(Extracted data entries)
------------------------------------
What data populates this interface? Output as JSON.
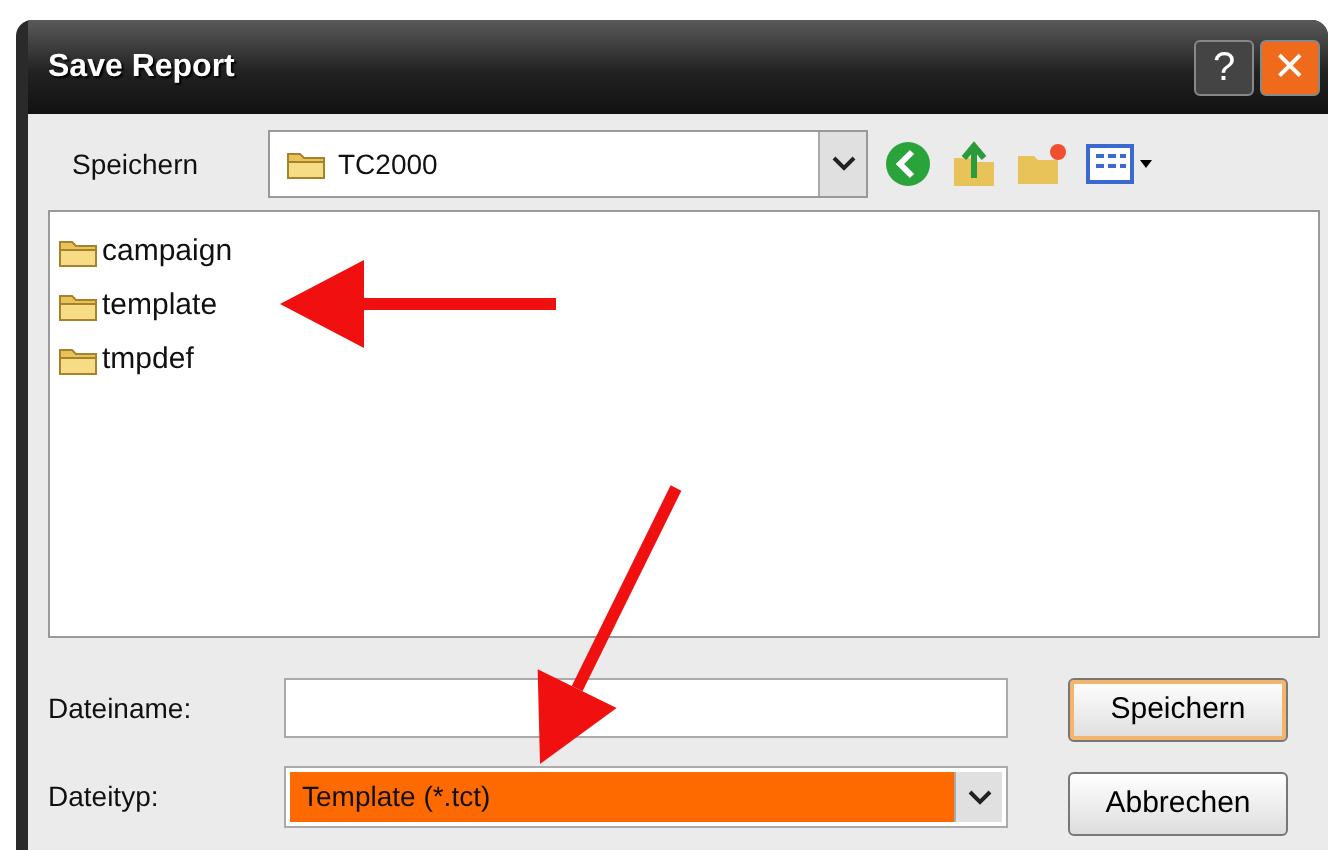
{
  "window": {
    "title": "Save Report",
    "help": "?",
    "close": "✕"
  },
  "toolbar": {
    "label": "Speichern",
    "location": "TC2000"
  },
  "files": [
    {
      "name": "campaign"
    },
    {
      "name": "template"
    },
    {
      "name": "tmpdef"
    }
  ],
  "fields": [
    {
      "label": "Dateiname:",
      "kind": "text",
      "highlighted": false
    },
    {
      "label": "Dateityp:",
      "kind": "dropdown",
      "value": "Template (*.tct)",
      "highlighted": true
    }
  ],
  "buttons": [
    {
      "label": "Speichern",
      "default": true
    },
    {
      "label": "Abbrechen",
      "default": false
    }
  ]
}
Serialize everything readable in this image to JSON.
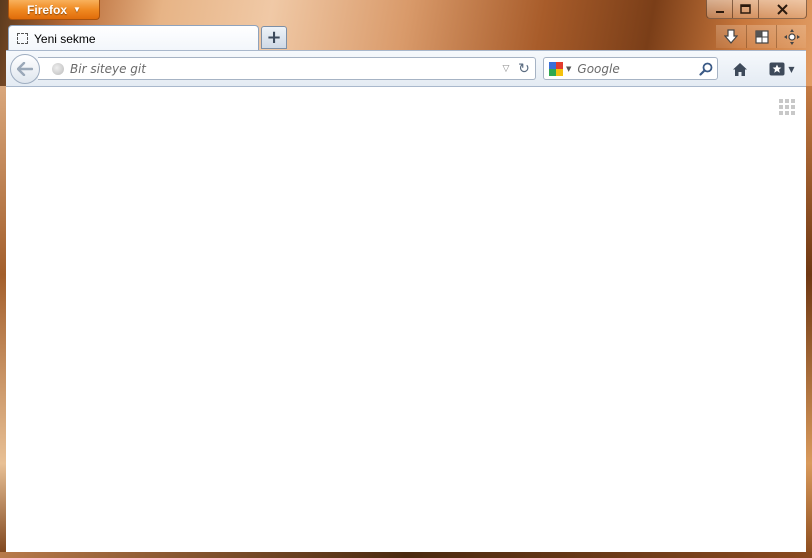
{
  "app": {
    "menu_label": "Firefox"
  },
  "tabs": [
    {
      "title": "Yeni sekme"
    }
  ],
  "urlbar": {
    "placeholder": "Bir siteye git",
    "value": ""
  },
  "search": {
    "placeholder": "Google",
    "value": ""
  },
  "icons": {
    "menu_caret": "▼",
    "new_tab": "+",
    "minimize": "—",
    "maximize": "□",
    "close": "✕",
    "url_dropdown": "▽",
    "reload": "↻"
  }
}
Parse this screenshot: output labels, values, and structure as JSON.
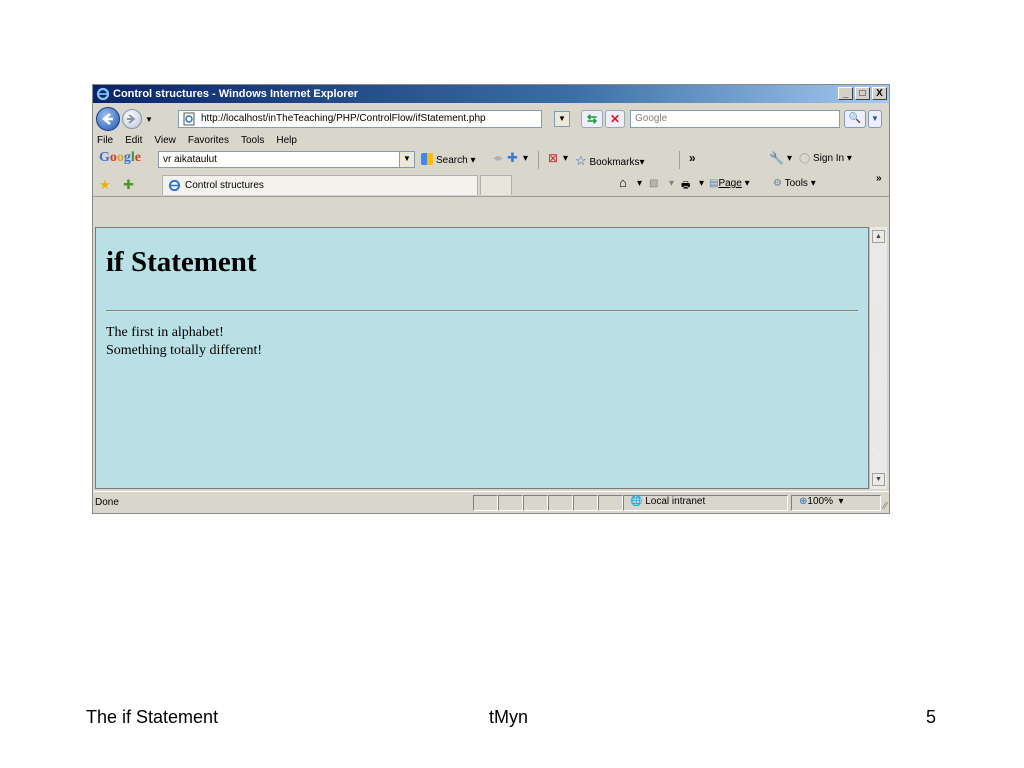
{
  "window": {
    "title": "Control structures - Windows Internet Explorer",
    "controls": {
      "minimize": "_",
      "maximize": "□",
      "close": "X"
    }
  },
  "address_bar": {
    "url": "http://localhost/inTheTeaching/PHP/ControlFlow/ifStatement.php",
    "search_placeholder": "Google"
  },
  "menu": [
    "File",
    "Edit",
    "View",
    "Favorites",
    "Tools",
    "Help"
  ],
  "google_toolbar": {
    "logo": "Google",
    "query": "vr aikataulut",
    "search_label": "Search",
    "bookmarks_label": "Bookmarks",
    "more": "»",
    "sign_in": "Sign In"
  },
  "favorites_bar": {
    "tab_title": "Control structures",
    "page_label": "Page",
    "tools_label": "Tools",
    "more": "»"
  },
  "page": {
    "heading": "if Statement",
    "lines": [
      "The first in alphabet!",
      "Something totally different!"
    ],
    "background": "#b9e0e4"
  },
  "status_bar": {
    "text": "Done",
    "zone": "Local intranet",
    "zoom": "100%"
  },
  "slide_footer": {
    "left": "The if Statement",
    "center": "tMyn",
    "right": "5"
  }
}
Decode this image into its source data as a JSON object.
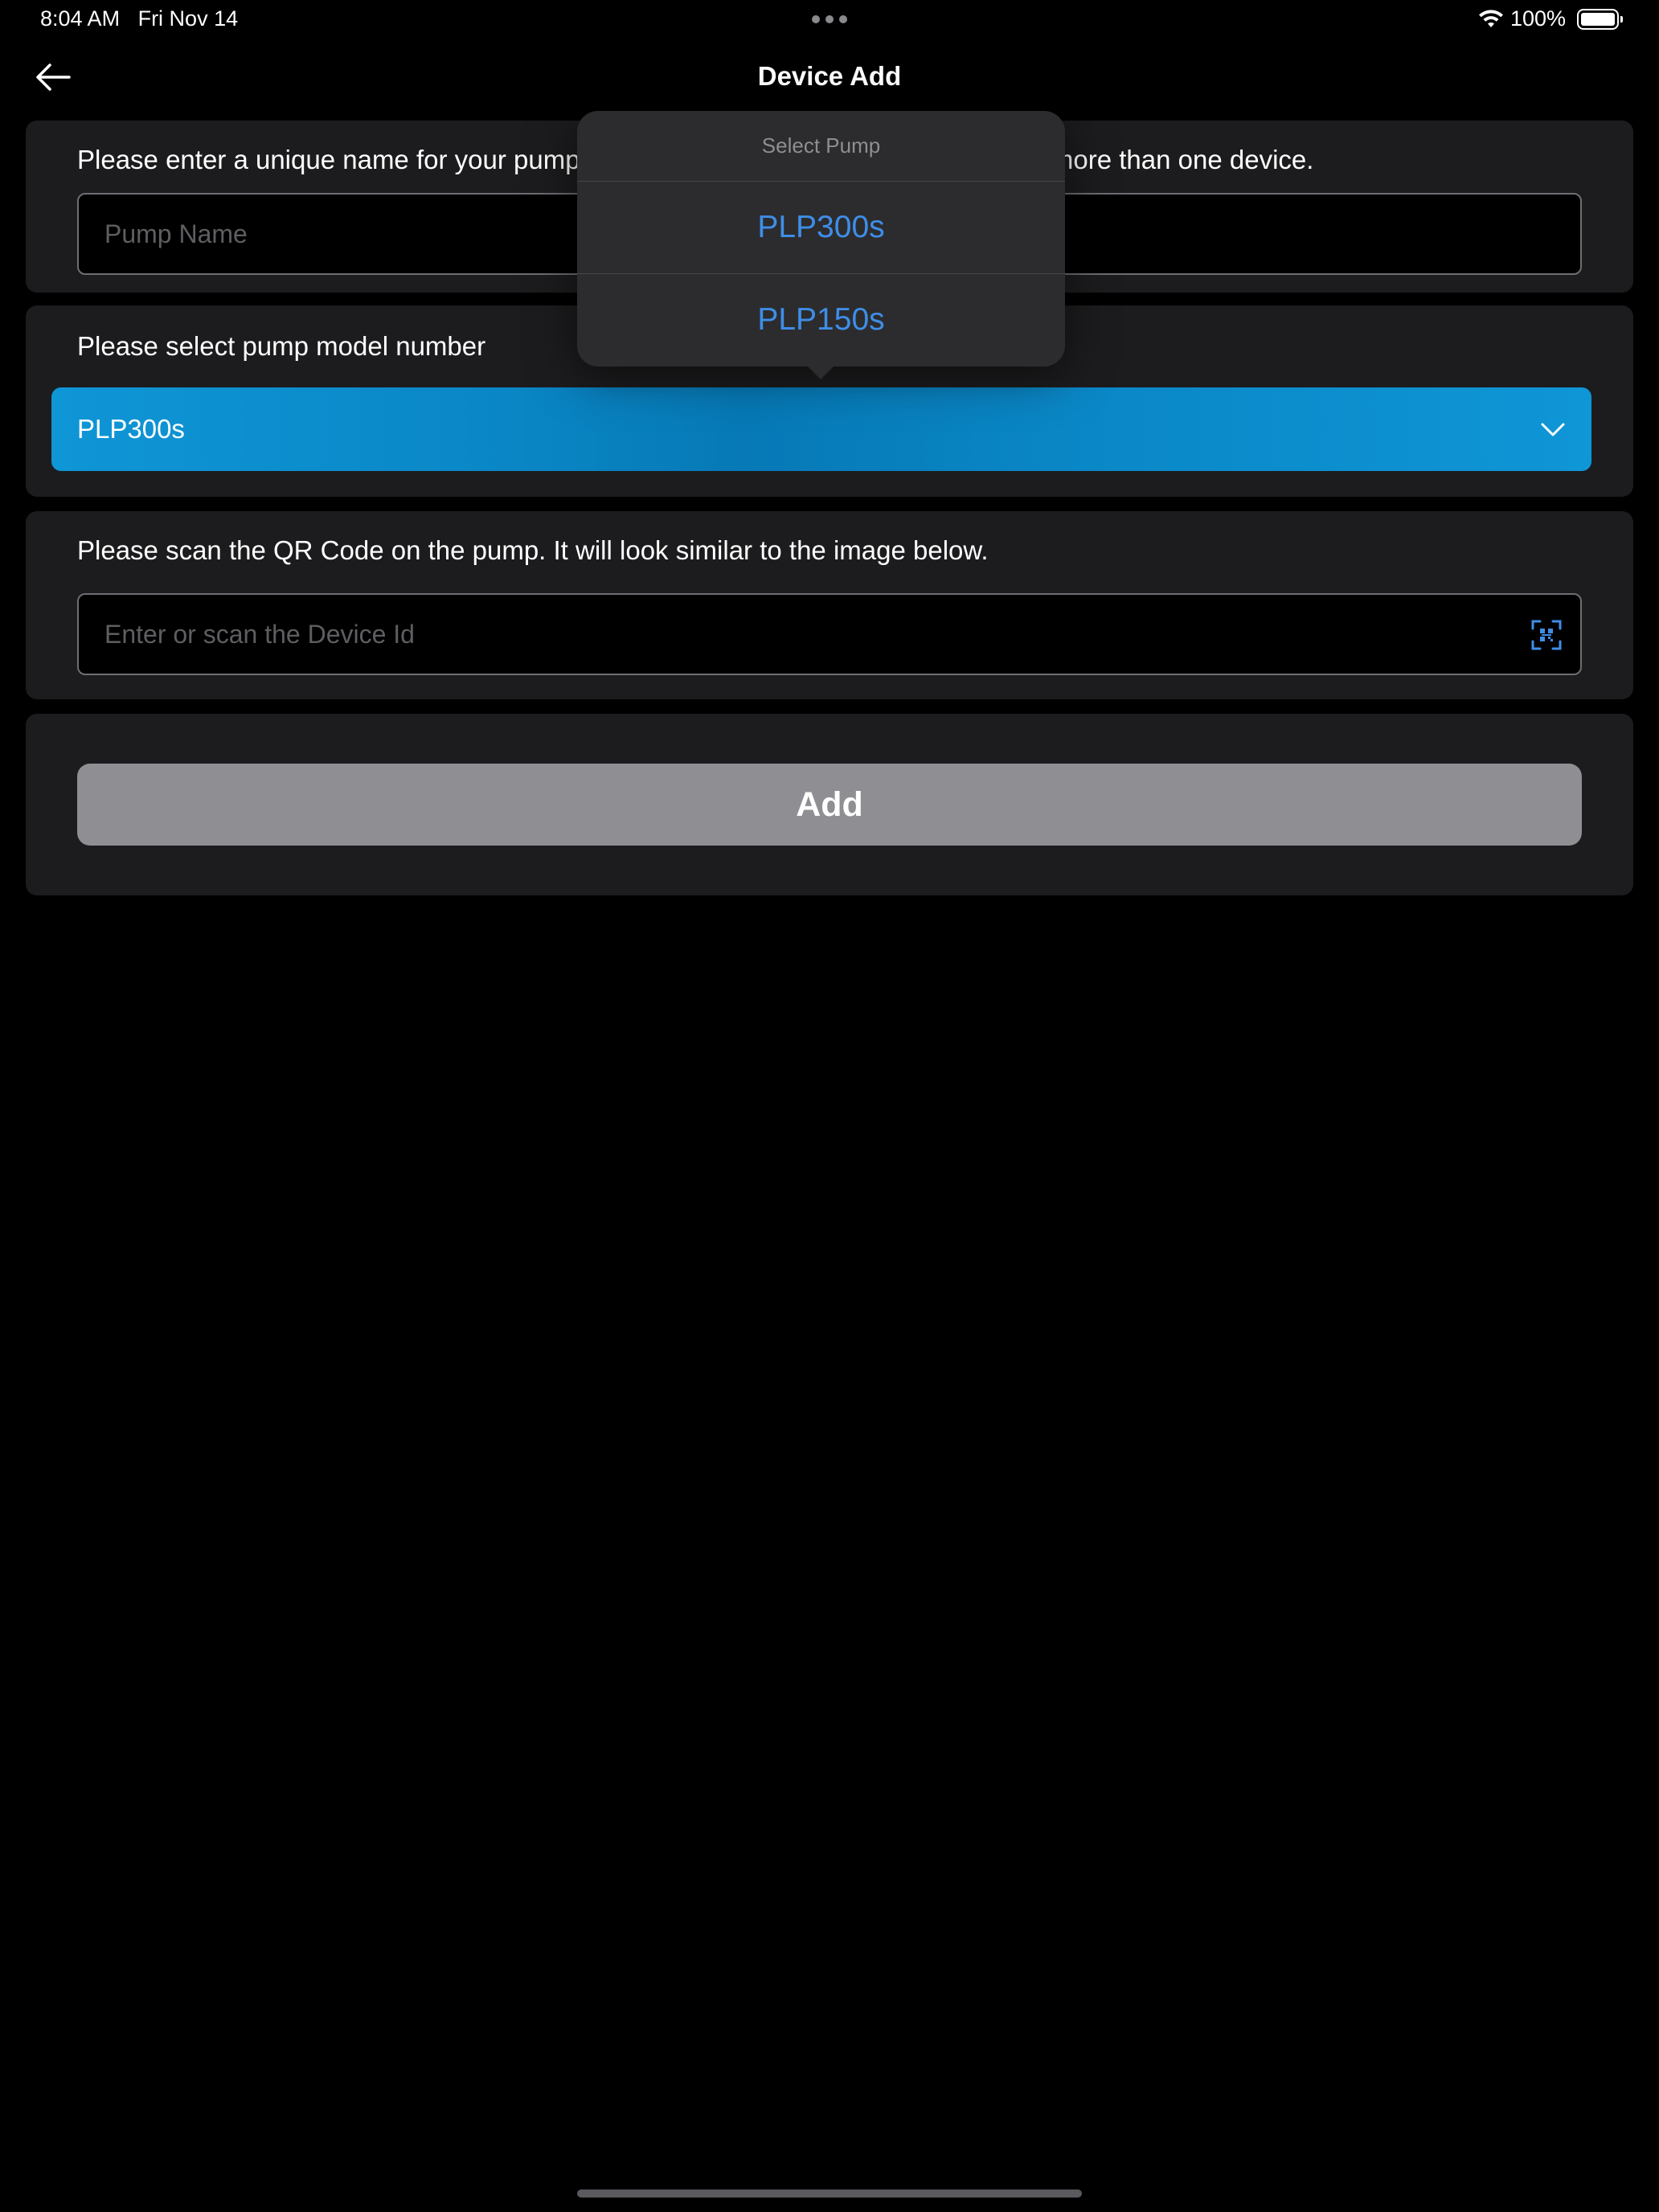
{
  "status_bar": {
    "time": "8:04 AM",
    "date": "Fri Nov 14",
    "battery": "100%",
    "icons": [
      "wifi-icon",
      "battery-icon",
      "more-dots-icon"
    ]
  },
  "nav": {
    "title": "Device Add",
    "back_icon": "arrow-left-icon"
  },
  "name_section": {
    "label": "Please enter a unique name for your pump. This will help you identify it if you have more than one device.",
    "placeholder": "Pump Name",
    "value": ""
  },
  "model_section": {
    "label": "Please select pump model number",
    "selected": "PLP300s",
    "chevron_icon": "chevron-down-icon",
    "accent_color": "#0a86c5"
  },
  "qr_section": {
    "label": "Please scan the QR Code on the pump. It will look similar to the image below.",
    "placeholder": "Enter or scan the Device Id",
    "value": "",
    "scan_icon": "qr-scan-icon"
  },
  "actions": {
    "add_label": "Add",
    "add_color": "#8e8e93"
  },
  "popover": {
    "title": "Select Pump",
    "options": [
      "PLP300s",
      "PLP150s"
    ],
    "option_color": "#3e8ee8"
  }
}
------------------------------------
# What to produce:
Transcribe the full listing character for character. Pictures are excluded.

# Solved problem:
What data populates this interface? Output as JSON.
{
  "window": {
    "title": "Save Report",
    "help": "?",
    "close": "✕"
  },
  "toolbar": {
    "label": "Speichern",
    "location": "TC2000"
  },
  "files": [
    {
      "name": "campaign"
    },
    {
      "name": "template"
    },
    {
      "name": "tmpdef"
    }
  ],
  "fields": [
    {
      "label": "Dateiname:",
      "kind": "text",
      "highlighted": false
    },
    {
      "label": "Dateityp:",
      "kind": "dropdown",
      "value": "Template (*.tct)",
      "highlighted": true
    }
  ],
  "buttons": [
    {
      "label": "Speichern",
      "default": true
    },
    {
      "label": "Abbrechen",
      "default": false
    }
  ]
}
Serialize everything readable in this image to JSON.
{
  "app": {
    "menu_label": "Firefox"
  },
  "tabs": [
    {
      "title": "Yeni sekme"
    }
  ],
  "urlbar": {
    "placeholder": "Bir siteye git",
    "value": ""
  },
  "search": {
    "placeholder": "Google",
    "value": ""
  },
  "icons": {
    "menu_caret": "▼",
    "new_tab": "+",
    "minimize": "—",
    "maximize": "□",
    "close": "✕",
    "url_dropdown": "▽",
    "reload": "↻"
  }
}
Parse this screenshot: output labels, values, and structure as JSON.
{
  "window": {
    "title": "Control structures - Windows Internet Explorer",
    "controls": {
      "minimize": "_",
      "maximize": "□",
      "close": "X"
    }
  },
  "address_bar": {
    "url": "http://localhost/inTheTeaching/PHP/ControlFlow/ifStatement.php",
    "search_placeholder": "Google"
  },
  "menu": [
    "File",
    "Edit",
    "View",
    "Favorites",
    "Tools",
    "Help"
  ],
  "google_toolbar": {
    "logo": "Google",
    "query": "vr aikataulut",
    "search_label": "Search",
    "bookmarks_label": "Bookmarks",
    "more": "»",
    "sign_in": "Sign In"
  },
  "favorites_bar": {
    "tab_title": "Control structures",
    "page_label": "Page",
    "tools_label": "Tools",
    "more": "»"
  },
  "page": {
    "heading": "if Statement",
    "lines": [
      "The first in alphabet!",
      "Something totally different!"
    ],
    "background": "#b9e0e4"
  },
  "status_bar": {
    "text": "Done",
    "zone": "Local intranet",
    "zoom": "100%"
  },
  "slide_footer": {
    "left": "The if Statement",
    "center": "tMyn",
    "right": "5"
  }
}
Decode this image into its source data as a JSON object.
{
  "status_bar": {
    "time": "8:04 AM",
    "date": "Fri Nov 14",
    "battery": "100%",
    "icons": [
      "wifi-icon",
      "battery-icon",
      "more-dots-icon"
    ]
  },
  "nav": {
    "title": "Device Add",
    "back_icon": "arrow-left-icon"
  },
  "name_section": {
    "label": "Please enter a unique name for your pump. This will help you identify it if you have more than one device.",
    "placeholder": "Pump Name",
    "value": ""
  },
  "model_section": {
    "label": "Please select pump model number",
    "selected": "PLP300s",
    "chevron_icon": "chevron-down-icon",
    "accent_color": "#0a86c5"
  },
  "qr_section": {
    "label": "Please scan the QR Code on the pump. It will look similar to the image below.",
    "placeholder": "Enter or scan the Device Id",
    "value": "",
    "scan_icon": "qr-scan-icon"
  },
  "actions": {
    "add_label": "Add",
    "add_color": "#8e8e93"
  },
  "popover": {
    "title": "Select Pump",
    "options": [
      "PLP300s",
      "PLP150s"
    ],
    "option_color": "#3e8ee8"
  }
}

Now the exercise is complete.